A block of data:
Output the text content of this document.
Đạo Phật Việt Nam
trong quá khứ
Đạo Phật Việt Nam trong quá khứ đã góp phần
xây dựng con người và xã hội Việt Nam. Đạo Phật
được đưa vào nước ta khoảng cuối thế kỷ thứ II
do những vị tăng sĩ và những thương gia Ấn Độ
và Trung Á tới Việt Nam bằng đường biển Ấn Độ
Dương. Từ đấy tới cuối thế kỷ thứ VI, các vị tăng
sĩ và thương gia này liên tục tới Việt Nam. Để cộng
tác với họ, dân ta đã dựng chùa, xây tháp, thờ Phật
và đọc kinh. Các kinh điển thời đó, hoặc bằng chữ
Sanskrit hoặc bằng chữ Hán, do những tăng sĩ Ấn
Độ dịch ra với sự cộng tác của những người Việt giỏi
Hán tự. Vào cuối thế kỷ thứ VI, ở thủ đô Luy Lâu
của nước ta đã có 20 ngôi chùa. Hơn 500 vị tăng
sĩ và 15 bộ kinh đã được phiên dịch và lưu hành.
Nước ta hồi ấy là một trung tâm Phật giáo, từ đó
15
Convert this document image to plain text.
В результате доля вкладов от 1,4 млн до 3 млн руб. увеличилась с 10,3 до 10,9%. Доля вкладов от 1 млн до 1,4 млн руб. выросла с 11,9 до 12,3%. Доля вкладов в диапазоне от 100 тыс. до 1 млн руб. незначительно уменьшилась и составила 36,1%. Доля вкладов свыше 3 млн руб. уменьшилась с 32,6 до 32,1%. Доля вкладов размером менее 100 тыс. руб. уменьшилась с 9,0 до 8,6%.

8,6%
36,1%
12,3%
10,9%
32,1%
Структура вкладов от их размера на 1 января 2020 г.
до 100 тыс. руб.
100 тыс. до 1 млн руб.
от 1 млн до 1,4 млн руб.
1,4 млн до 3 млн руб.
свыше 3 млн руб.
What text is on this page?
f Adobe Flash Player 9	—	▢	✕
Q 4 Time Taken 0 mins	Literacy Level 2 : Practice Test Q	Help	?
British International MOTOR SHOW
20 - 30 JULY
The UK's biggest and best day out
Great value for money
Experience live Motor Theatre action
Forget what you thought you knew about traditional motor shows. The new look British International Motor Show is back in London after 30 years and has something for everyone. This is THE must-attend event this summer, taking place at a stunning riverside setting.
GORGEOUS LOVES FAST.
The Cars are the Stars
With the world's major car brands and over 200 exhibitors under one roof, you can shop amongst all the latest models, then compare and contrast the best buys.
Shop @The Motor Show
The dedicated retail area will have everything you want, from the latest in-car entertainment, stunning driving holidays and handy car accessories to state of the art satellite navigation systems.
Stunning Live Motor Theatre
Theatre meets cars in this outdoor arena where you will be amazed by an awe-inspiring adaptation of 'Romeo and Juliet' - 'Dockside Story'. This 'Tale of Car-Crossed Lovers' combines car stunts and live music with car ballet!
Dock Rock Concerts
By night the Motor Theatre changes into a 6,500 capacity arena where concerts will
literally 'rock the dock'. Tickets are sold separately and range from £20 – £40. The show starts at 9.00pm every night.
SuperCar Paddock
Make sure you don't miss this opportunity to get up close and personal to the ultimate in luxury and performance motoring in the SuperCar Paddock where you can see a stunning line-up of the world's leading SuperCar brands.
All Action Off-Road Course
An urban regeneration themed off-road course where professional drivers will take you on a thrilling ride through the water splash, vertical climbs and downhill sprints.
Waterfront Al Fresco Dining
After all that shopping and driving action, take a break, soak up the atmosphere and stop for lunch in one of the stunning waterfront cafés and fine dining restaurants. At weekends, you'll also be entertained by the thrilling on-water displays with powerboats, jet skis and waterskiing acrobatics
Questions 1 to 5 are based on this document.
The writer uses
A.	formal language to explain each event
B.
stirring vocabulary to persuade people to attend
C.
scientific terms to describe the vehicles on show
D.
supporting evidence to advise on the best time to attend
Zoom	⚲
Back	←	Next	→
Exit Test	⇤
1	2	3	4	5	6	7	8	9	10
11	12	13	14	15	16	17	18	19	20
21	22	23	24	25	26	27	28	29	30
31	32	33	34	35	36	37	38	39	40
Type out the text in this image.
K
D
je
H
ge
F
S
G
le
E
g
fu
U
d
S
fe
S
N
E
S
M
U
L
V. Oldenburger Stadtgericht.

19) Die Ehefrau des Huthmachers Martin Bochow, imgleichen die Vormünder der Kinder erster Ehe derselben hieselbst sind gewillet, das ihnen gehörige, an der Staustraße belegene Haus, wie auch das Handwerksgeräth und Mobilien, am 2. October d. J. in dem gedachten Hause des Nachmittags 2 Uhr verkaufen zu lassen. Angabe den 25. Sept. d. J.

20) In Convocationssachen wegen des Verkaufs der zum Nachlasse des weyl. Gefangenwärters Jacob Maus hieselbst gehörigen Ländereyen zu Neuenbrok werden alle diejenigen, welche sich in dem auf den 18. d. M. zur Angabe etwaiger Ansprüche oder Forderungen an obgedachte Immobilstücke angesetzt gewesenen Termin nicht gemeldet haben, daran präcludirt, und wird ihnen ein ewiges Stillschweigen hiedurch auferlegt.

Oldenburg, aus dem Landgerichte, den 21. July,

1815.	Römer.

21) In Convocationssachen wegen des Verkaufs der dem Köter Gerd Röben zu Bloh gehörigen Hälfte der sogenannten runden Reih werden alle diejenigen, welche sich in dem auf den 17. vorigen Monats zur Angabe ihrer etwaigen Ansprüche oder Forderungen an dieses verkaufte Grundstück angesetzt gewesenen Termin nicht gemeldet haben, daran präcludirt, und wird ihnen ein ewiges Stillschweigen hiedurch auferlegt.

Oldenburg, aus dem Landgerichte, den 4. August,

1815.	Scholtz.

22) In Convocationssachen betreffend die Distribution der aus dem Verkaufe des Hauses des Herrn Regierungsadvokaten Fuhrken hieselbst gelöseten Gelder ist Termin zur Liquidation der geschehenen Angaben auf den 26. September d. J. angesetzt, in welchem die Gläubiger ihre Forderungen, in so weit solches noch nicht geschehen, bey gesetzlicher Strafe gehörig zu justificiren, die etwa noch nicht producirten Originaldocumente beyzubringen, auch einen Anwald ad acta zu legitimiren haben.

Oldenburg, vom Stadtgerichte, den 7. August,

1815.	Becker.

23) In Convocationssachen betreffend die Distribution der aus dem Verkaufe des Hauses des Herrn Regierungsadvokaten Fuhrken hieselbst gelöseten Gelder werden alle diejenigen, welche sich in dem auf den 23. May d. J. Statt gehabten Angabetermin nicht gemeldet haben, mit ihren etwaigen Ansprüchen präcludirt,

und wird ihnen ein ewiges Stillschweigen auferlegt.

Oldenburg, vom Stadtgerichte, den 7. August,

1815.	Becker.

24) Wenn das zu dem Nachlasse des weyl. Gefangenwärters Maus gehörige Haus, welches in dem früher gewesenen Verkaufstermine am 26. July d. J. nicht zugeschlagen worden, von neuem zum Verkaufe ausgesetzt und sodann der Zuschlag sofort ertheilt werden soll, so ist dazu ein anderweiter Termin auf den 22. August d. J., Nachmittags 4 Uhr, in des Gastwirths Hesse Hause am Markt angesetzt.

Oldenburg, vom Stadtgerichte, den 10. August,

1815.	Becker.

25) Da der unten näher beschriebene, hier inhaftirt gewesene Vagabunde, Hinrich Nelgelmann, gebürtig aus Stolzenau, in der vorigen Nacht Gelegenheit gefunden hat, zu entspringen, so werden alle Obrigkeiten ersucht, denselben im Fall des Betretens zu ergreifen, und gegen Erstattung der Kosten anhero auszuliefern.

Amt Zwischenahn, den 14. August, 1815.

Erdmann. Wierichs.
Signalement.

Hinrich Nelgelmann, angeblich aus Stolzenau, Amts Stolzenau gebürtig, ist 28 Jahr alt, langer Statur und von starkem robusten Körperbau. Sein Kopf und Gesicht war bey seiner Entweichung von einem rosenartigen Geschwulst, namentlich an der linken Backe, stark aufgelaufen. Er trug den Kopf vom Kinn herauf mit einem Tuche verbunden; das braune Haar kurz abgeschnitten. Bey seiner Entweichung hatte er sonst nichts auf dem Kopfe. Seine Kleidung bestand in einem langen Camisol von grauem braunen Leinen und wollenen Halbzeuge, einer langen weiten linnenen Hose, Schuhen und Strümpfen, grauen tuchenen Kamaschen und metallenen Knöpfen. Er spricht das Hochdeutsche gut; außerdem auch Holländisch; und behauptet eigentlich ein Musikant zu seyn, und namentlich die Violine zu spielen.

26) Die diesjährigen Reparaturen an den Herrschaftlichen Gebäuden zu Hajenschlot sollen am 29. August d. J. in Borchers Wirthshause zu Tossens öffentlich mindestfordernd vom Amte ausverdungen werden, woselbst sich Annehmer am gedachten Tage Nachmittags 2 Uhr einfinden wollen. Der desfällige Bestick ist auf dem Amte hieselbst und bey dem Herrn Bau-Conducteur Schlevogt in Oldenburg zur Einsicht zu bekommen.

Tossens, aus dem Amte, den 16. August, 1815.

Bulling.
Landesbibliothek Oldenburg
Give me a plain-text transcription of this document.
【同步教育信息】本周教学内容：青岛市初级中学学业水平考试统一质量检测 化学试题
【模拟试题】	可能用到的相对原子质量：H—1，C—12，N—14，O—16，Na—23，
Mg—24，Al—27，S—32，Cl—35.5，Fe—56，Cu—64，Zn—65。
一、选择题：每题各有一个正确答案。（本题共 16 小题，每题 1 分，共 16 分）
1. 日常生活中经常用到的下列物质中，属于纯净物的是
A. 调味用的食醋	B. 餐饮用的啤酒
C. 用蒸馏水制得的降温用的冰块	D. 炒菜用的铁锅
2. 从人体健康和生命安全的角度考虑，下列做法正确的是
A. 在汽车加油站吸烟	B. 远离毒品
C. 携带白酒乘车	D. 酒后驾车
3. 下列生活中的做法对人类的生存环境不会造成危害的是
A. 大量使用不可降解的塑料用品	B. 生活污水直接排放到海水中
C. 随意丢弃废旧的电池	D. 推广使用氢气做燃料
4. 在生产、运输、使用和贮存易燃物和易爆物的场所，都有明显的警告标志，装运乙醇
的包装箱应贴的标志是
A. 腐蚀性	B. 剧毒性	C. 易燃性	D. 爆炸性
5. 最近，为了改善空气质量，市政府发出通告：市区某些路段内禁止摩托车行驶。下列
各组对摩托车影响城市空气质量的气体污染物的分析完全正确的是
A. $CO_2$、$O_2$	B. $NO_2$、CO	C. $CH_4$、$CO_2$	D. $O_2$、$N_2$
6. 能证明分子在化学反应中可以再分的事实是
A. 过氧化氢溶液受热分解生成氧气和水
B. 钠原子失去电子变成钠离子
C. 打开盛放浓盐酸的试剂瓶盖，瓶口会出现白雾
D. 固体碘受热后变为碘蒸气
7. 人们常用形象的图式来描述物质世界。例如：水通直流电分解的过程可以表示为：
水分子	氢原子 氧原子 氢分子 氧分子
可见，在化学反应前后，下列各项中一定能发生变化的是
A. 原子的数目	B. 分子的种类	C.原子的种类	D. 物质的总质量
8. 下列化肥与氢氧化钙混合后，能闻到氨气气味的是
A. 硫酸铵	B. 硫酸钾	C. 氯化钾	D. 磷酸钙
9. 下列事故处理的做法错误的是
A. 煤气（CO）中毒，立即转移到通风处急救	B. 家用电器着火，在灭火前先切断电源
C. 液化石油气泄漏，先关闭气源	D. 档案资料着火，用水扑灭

• **WORK REQUIRED**:
Go through the entries above and copy every line containing "Phật".

• **OUTPUT OF THE EXERCISE**:
Đạo Phật Việt Nam
Đạo Phật Việt Nam trong quá khứ đã góp phần
xây dựng con người và xã hội Việt Nam. Đạo Phật
tác với họ, dân ta đã dựng chùa, xây tháp, thờ Phật
Nước ta hồi ấy là một trung tâm Phật giáo, từ đó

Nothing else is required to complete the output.